(Figure record listings)
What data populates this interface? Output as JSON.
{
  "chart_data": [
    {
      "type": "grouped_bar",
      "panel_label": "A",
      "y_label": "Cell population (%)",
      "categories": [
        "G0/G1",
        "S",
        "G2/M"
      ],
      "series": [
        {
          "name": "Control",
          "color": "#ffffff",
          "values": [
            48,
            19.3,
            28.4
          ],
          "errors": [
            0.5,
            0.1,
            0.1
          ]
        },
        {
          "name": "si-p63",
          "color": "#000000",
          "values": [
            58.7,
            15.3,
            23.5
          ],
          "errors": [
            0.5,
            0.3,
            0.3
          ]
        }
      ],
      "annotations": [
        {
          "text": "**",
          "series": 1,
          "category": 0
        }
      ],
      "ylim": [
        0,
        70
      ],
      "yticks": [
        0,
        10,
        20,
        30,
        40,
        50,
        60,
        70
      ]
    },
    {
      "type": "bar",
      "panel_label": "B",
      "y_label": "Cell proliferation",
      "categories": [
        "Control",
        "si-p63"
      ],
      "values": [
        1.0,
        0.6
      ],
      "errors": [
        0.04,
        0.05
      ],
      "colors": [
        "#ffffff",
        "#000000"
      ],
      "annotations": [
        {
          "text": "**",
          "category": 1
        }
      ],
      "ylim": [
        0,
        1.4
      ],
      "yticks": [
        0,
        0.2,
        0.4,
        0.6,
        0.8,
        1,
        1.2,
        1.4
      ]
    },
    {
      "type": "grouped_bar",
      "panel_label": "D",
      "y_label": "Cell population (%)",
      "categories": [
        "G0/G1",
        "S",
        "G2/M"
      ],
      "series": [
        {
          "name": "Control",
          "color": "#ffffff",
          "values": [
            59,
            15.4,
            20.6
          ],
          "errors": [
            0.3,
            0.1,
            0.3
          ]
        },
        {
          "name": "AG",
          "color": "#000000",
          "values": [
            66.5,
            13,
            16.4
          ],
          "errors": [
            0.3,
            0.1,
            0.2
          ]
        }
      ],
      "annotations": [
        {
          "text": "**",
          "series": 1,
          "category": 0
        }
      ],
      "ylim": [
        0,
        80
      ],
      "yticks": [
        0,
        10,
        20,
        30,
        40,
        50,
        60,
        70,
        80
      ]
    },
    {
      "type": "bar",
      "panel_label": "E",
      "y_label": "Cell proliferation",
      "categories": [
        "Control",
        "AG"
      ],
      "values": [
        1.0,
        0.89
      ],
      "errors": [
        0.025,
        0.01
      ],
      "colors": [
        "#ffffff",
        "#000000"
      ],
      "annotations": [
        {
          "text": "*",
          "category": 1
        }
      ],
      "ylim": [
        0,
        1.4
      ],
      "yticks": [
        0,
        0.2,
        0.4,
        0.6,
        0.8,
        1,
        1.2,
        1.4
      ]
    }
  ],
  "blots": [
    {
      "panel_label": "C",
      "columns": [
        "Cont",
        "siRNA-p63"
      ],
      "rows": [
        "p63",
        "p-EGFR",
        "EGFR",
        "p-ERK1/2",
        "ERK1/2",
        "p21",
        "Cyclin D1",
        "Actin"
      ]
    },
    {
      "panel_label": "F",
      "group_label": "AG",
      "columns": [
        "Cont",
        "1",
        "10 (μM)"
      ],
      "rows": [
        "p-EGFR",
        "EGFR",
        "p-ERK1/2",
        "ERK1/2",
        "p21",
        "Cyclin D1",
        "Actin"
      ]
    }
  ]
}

§ Your instructions
Pick out each line that holds the string "name".

§ Written answer
          "name": "Control",
          "name": "si-p63",
          "name": "Control",
          "name": "AG",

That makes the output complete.